What this task involves: Pull out every line below that holds the word "JSON".

Records for the task:
☆ ☆ ☆ ☆ ☆
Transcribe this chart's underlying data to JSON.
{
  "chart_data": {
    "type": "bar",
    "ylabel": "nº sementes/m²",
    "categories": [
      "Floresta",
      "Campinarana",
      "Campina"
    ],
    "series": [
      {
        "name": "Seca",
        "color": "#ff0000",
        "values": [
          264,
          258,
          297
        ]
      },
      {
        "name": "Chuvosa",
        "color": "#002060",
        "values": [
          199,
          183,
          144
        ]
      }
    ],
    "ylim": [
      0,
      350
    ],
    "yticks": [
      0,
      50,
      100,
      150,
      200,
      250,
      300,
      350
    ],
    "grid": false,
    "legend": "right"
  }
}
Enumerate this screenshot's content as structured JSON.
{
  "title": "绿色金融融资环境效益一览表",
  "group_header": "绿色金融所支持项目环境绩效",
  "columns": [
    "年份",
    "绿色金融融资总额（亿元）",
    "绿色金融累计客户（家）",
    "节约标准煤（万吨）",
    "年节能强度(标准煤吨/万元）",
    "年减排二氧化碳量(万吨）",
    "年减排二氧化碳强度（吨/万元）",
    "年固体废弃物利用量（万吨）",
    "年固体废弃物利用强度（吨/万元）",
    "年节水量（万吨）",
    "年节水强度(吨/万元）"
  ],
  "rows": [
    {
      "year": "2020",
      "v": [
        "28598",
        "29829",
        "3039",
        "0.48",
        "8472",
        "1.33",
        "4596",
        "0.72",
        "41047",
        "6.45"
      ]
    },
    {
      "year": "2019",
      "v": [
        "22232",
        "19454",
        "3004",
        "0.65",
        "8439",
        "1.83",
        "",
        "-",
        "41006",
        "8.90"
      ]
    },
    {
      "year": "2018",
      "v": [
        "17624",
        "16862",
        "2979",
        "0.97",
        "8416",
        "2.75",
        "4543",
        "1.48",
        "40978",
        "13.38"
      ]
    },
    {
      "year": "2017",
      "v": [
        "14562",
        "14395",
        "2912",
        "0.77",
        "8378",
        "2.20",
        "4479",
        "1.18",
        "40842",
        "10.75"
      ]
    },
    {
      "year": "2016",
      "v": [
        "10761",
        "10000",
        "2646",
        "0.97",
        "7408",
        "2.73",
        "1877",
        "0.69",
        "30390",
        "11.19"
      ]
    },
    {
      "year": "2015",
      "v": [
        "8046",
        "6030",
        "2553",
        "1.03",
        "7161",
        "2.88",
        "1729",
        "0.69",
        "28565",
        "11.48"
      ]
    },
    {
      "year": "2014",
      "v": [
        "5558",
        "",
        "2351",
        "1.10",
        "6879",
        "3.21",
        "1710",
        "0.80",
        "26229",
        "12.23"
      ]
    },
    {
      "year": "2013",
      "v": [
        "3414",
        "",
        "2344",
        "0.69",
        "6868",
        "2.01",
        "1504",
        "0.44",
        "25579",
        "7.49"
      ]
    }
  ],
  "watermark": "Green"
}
☆ ☆ ☆ ☆ ☆
Answer to this exercise:
Transcribe this chart's underlying data to JSON.
Enumerate this screenshot's content as structured JSON.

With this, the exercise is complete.